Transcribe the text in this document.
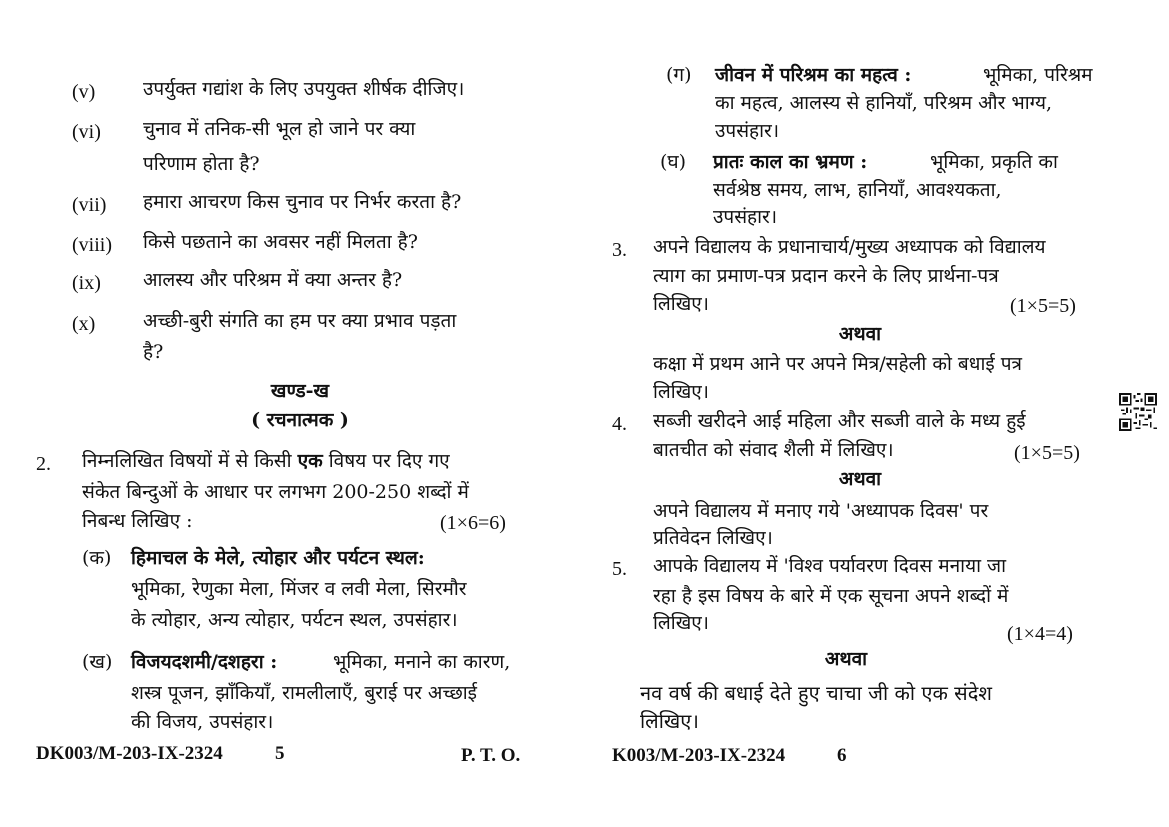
(v)	उपर्युक्त गद्यांश के लिए उपयुक्त शीर्षक दीजिए।
(vi) चुनाव में तनिक-सी भूल हो जाने पर क्या
परिणाम होता है?
(vii) हमारा आचरण किस चुनाव पर निर्भर करता है?
(viii) किसे पछताने का अवसर नहीं मिलता है?
(ix) आलस्य और परिश्रम में क्या अन्तर है?
(x)	अच्छी-बुरी संगति का हम पर क्या प्रभाव पड़ता
है?
खण्ड-ख
( रचनात्मक )
2. निम्नलिखित विषयों में से किसी एक विषय पर दिए गए
संकेत बिन्दुओं के आधार पर लगभग 200-250 शब्दों में
निबन्ध लिखिए :	(1×6=6)
(क) हिमाचल के मेले, त्योहार और पर्यटन स्थल:
भूमिका, रेणुका मेला, मिंजर व लवी मेला, सिरमौर
के त्योहार, अन्य त्योहार, पर्यटन स्थल, उपसंहार।
(ख) विजयदशमी/दशहरा :	भूमिका, मनाने का कारण,
शस्त्र पूजन, झाँकियाँ, रामलीलाएँ, बुराई पर अच्छाई
की विजय, उपसंहार।
DK003/M-203-IX-2324	5	P. T. O.
(ग) जीवन में परिश्रम का महत्व :	भूमिका, परिश्रम
का महत्व, आलस्य से हानियाँ, परिश्रम और भाग्य,
उपसंहार।
(घ) प्रातः काल का भ्रमण :	भूमिका, प्रकृति का
सर्वश्रेष्ठ समय, लाभ, हानियाँ, आवश्यकता,
उपसंहार।
3. अपने विद्यालय के प्रधानाचार्य/मुख्य अध्यापक को विद्यालय
त्याग का प्रमाण-पत्र प्रदान करने के लिए प्रार्थना-पत्र
लिखिए।	(1×5=5)
अथवा
कक्षा में प्रथम आने पर अपने मित्र/सहेली को बधाई पत्र
लिखिए।
4. सब्जी खरीदने आई महिला और सब्जी वाले के मध्य हुई
बातचीत को संवाद शैली में लिखिए।	(1×5=5)
अथवा
अपने विद्यालय में मनाए गये 'अध्यापक दिवस' पर
प्रतिवेदन लिखिए।
5. आपके विद्यालय में 'विश्व पर्यावरण दिवस मनाया जा
रहा है इस विषय के बारे में एक सूचना अपने शब्दों में
लिखिए।	(1×4=4)
अथवा
नव वर्ष की बधाई देते हुए चाचा जी को एक संदेश
लिखिए।
K003/M-203-IX-2324	6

==========

What to do: The entries above are to be returned exactly, without their pictures.

Problem solution:
Transcribe the text in this document.
(v)	उपर्युक्त गद्यांश के लिए उपयुक्त शीर्षक दीजिए।
(vi) चुनाव में तनिक-सी भूल हो जाने पर क्या
परिणाम होता है?
(vii) हमारा आचरण किस चुनाव पर निर्भर करता है?
(viii) किसे पछताने का अवसर नहीं मिलता है?
(ix) आलस्य और परिश्रम में क्या अन्तर है?
(x)	अच्छी-बुरी संगति का हम पर क्या प्रभाव पड़ता
है?
खण्ड-ख
( रचनात्मक )
2. निम्नलिखित विषयों में से किसी एक विषय पर दिए गए
संकेत बिन्दुओं के आधार पर लगभग 200-250 शब्दों में
निबन्ध लिखिए :	(1×6=6)
(क) हिमाचल के मेले, त्योहार और पर्यटन स्थल:
भूमिका, रेणुका मेला, मिंजर व लवी मेला, सिरमौर
के त्योहार, अन्य त्योहार, पर्यटन स्थल, उपसंहार।
(ख) विजयदशमी/दशहरा :	भूमिका, मनाने का कारण,
शस्त्र पूजन, झाँकियाँ, रामलीलाएँ, बुराई पर अच्छाई
की विजय, उपसंहार।
DK003/M-203-IX-2324	5	P. T. O.
(ग) जीवन में परिश्रम का महत्व :	भूमिका, परिश्रम
का महत्व, आलस्य से हानियाँ, परिश्रम और भाग्य,
उपसंहार।
(घ) प्रातः काल का भ्रमण :	भूमिका, प्रकृति का
सर्वश्रेष्ठ समय, लाभ, हानियाँ, आवश्यकता,
उपसंहार।
3. अपने विद्यालय के प्रधानाचार्य/मुख्य अध्यापक को विद्यालय
त्याग का प्रमाण-पत्र प्रदान करने के लिए प्रार्थना-पत्र
लिखिए।	(1×5=5)
अथवा
कक्षा में प्रथम आने पर अपने मित्र/सहेली को बधाई पत्र
लिखिए।
4. सब्जी खरीदने आई महिला और सब्जी वाले के मध्य हुई
बातचीत को संवाद शैली में लिखिए।	(1×5=5)
अथवा
अपने विद्यालय में मनाए गये 'अध्यापक दिवस' पर
प्रतिवेदन लिखिए।
5. आपके विद्यालय में 'विश्व पर्यावरण दिवस मनाया जा
रहा है इस विषय के बारे में एक सूचना अपने शब्दों में
लिखिए।	(1×4=4)
अथवा
नव वर्ष की बधाई देते हुए चाचा जी को एक संदेश
लिखिए।
K003/M-203-IX-2324	6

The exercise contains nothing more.